Lines containing the word "TEAMS" should be extracted in full.

[Excerpt from a dataset]
──────────

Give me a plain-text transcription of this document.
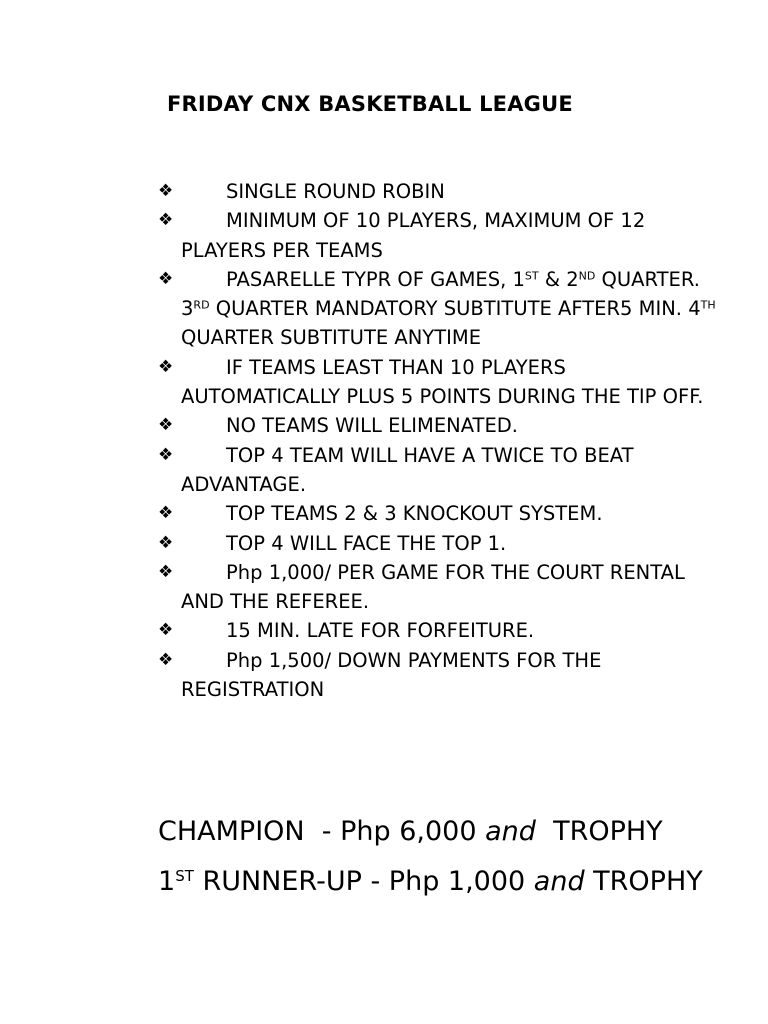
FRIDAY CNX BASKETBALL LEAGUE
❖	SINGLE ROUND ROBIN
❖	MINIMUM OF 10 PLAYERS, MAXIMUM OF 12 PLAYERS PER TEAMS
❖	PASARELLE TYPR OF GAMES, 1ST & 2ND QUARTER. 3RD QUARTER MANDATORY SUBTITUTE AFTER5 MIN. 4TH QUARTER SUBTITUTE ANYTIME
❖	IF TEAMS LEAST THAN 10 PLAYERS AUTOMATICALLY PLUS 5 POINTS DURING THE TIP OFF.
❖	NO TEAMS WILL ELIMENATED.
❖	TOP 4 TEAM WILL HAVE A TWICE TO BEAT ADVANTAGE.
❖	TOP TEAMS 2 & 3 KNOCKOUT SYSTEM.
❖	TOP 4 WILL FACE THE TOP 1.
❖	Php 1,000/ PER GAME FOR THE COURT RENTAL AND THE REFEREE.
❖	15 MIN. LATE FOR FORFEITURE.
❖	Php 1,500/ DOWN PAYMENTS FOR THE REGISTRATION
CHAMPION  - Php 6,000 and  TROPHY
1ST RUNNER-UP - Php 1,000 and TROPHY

──────────

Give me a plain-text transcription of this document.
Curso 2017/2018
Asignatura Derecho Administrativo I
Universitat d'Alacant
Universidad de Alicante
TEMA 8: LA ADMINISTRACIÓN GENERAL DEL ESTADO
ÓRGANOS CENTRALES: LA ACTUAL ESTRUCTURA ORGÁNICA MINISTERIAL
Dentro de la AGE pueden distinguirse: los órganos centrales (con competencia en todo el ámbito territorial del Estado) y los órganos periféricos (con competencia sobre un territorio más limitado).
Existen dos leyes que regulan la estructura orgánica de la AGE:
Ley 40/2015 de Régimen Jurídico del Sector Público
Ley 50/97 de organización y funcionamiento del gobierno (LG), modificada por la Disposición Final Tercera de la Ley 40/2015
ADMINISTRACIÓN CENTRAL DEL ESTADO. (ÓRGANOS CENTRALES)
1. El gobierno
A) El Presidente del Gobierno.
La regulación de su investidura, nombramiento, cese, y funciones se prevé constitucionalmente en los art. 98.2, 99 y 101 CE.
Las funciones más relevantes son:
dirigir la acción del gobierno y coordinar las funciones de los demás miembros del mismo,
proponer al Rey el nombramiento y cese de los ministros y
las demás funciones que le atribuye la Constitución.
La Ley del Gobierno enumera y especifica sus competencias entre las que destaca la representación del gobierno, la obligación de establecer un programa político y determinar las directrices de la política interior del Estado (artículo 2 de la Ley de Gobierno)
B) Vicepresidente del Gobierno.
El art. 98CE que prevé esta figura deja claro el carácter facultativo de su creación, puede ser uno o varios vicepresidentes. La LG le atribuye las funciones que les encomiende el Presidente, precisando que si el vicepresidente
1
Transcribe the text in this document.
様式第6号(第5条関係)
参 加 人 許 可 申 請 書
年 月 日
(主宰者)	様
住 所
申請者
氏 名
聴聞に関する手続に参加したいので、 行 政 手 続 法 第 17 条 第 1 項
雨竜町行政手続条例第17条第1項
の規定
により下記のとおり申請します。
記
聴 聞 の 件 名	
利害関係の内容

──────────

- _EXPECTED OUTPUT_:
❖	MINIMUM OF 10 PLAYERS, MAXIMUM OF 12 PLAYERS PER TEAMS
❖	IF TEAMS LEAST THAN 10 PLAYERS AUTOMATICALLY PLUS 5 POINTS DURING THE TIP OFF.
❖	NO TEAMS WILL ELIMENATED.
❖	TOP TEAMS 2 & 3 KNOCKOUT SYSTEM.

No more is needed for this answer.